● **WHAT IS ASKED**
Report the count of lines below in which the string "background" occurs; include nothing else.
----- MATERIAL PROVIDED
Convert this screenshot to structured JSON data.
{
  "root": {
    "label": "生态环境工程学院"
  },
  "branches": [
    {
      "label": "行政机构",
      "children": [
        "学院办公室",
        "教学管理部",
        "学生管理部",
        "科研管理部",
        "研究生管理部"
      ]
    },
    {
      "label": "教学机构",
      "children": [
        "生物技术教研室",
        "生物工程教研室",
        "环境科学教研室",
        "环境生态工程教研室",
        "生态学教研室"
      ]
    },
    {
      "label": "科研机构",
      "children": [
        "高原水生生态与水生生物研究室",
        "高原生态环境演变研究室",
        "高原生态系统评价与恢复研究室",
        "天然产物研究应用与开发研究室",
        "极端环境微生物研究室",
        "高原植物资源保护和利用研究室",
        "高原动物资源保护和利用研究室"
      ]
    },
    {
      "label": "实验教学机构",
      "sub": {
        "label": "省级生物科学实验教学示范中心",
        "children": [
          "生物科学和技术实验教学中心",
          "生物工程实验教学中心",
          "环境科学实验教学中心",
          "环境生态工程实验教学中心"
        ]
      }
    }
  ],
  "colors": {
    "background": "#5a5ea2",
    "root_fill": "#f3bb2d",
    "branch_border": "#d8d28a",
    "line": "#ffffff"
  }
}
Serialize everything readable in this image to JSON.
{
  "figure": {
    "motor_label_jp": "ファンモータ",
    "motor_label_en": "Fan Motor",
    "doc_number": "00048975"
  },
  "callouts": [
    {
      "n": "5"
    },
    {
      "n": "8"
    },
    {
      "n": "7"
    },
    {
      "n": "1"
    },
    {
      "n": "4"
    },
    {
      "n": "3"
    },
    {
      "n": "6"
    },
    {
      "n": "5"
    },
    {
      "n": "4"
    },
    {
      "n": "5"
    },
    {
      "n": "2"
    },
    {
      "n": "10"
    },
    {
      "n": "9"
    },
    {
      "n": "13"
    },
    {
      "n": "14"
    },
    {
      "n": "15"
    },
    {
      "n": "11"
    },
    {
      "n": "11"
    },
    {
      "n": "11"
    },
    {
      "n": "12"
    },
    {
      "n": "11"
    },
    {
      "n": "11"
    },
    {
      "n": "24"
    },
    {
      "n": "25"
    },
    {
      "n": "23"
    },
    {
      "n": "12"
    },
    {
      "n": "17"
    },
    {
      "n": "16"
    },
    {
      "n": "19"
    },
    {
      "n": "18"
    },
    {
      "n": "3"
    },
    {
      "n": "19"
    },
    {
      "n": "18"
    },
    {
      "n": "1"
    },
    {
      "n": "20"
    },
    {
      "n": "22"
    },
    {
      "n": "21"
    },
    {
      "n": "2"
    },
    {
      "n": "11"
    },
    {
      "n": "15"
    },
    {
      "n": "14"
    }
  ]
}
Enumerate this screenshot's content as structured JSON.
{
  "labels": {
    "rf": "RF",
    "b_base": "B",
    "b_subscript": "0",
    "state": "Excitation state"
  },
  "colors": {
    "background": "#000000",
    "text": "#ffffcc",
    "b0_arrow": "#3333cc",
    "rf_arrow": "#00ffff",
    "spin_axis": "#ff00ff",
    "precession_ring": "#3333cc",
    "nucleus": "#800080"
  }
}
----------
● **SOLUTION TO THIS EXERCISE**
2